• _REQUIRED WORK_
Some lines in the listing below may include the string "this". How many are there? Give only the number.

• _DATA PROVIDED_

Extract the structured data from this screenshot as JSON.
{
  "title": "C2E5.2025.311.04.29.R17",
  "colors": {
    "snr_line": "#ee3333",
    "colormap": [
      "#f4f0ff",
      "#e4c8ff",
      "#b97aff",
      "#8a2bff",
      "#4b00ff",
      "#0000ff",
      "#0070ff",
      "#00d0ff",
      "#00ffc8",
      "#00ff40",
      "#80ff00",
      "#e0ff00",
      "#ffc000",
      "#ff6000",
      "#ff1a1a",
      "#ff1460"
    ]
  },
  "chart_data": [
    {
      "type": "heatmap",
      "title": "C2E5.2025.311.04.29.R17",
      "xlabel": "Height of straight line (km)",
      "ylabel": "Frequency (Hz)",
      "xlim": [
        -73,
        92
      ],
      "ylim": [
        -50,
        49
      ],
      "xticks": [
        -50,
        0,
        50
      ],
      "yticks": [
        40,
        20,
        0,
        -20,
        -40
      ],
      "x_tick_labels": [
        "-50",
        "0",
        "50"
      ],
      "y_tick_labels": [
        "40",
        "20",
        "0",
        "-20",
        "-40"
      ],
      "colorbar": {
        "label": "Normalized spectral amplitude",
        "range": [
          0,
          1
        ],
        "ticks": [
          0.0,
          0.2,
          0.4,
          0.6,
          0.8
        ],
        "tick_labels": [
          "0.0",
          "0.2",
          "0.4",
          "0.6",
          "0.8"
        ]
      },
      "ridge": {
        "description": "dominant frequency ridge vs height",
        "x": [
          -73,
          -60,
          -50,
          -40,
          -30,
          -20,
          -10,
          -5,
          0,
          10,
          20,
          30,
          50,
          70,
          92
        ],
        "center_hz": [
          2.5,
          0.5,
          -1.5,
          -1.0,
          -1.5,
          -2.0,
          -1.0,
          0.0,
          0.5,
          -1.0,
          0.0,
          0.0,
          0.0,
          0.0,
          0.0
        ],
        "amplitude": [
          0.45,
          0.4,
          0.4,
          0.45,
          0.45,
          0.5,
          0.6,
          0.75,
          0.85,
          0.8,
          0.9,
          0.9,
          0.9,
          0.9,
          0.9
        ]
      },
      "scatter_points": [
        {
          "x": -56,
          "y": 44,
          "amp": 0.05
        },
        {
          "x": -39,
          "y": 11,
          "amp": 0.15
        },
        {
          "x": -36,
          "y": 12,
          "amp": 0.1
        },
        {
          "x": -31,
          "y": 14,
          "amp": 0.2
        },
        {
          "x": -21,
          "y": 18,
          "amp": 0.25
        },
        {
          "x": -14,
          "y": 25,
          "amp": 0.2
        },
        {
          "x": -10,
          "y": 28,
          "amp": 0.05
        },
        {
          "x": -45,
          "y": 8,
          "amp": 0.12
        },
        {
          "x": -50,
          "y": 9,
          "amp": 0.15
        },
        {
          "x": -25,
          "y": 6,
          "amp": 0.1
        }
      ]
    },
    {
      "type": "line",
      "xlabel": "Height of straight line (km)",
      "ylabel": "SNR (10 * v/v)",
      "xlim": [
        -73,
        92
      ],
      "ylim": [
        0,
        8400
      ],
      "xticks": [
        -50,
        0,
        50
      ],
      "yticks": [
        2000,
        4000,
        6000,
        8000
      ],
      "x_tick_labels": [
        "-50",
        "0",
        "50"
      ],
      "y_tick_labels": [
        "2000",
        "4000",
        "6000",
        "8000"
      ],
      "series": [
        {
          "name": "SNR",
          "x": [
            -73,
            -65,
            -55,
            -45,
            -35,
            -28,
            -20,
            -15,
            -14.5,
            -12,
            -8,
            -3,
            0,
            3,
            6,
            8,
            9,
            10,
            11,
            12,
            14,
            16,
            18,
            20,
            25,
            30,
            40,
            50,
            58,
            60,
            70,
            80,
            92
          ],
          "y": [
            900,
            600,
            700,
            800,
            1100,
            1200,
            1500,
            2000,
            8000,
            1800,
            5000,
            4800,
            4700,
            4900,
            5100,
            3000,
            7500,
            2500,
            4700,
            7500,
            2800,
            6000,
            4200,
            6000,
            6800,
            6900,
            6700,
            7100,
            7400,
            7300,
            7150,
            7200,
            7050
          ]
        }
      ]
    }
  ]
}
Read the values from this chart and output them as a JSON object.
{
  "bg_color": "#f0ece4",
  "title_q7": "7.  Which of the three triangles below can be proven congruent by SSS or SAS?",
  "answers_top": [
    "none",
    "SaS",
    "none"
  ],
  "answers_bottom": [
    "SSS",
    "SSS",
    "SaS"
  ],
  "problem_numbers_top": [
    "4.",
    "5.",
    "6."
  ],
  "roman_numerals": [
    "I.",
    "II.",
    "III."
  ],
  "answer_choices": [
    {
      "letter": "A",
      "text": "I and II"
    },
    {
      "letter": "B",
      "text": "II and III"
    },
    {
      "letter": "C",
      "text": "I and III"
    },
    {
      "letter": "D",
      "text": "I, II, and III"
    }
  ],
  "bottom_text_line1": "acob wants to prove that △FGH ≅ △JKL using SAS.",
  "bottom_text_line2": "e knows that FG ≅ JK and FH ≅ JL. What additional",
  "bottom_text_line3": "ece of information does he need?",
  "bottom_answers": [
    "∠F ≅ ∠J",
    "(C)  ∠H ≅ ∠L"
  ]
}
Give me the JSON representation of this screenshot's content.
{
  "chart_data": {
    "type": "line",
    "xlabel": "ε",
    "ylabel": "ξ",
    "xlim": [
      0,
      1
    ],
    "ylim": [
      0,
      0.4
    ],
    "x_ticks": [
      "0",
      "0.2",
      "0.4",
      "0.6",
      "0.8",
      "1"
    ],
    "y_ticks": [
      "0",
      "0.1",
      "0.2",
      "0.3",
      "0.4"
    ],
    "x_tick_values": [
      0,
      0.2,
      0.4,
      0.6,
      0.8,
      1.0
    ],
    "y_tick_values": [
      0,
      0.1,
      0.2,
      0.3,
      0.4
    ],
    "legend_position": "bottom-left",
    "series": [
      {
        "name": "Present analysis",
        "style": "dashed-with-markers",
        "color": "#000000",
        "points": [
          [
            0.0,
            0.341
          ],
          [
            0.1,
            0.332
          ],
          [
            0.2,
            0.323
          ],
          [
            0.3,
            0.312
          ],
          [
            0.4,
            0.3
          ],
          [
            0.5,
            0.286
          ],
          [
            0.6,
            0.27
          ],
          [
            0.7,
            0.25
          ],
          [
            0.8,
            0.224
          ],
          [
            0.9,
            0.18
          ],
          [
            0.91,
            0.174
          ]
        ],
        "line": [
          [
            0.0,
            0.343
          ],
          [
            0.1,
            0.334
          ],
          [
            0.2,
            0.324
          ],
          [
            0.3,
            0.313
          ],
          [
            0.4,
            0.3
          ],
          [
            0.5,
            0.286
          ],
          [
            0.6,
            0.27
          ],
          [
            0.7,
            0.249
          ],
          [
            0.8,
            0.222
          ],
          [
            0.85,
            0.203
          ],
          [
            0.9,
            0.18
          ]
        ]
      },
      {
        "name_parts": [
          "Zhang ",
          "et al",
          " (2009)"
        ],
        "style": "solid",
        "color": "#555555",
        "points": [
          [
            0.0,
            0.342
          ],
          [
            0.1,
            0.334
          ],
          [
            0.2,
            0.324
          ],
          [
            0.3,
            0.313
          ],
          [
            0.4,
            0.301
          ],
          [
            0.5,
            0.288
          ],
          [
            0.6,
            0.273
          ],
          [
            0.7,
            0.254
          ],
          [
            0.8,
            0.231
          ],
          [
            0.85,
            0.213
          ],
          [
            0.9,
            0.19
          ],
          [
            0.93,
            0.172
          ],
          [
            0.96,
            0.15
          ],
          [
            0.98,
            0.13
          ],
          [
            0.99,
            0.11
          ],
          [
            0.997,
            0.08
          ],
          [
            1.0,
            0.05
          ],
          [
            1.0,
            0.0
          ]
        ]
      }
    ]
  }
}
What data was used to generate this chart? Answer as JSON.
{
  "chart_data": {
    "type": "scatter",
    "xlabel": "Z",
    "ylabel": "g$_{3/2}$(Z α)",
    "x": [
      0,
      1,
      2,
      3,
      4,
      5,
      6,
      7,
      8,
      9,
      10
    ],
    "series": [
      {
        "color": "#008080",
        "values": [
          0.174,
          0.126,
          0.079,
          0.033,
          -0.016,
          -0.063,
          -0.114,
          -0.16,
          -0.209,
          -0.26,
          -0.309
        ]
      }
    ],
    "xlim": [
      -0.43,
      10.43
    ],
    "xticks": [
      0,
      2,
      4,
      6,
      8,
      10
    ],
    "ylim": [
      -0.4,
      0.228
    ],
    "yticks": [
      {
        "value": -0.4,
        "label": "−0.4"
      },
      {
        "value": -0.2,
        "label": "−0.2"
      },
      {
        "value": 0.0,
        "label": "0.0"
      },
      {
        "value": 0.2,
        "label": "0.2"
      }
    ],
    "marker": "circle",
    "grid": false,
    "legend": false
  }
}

• _ANSWER BELOW_
4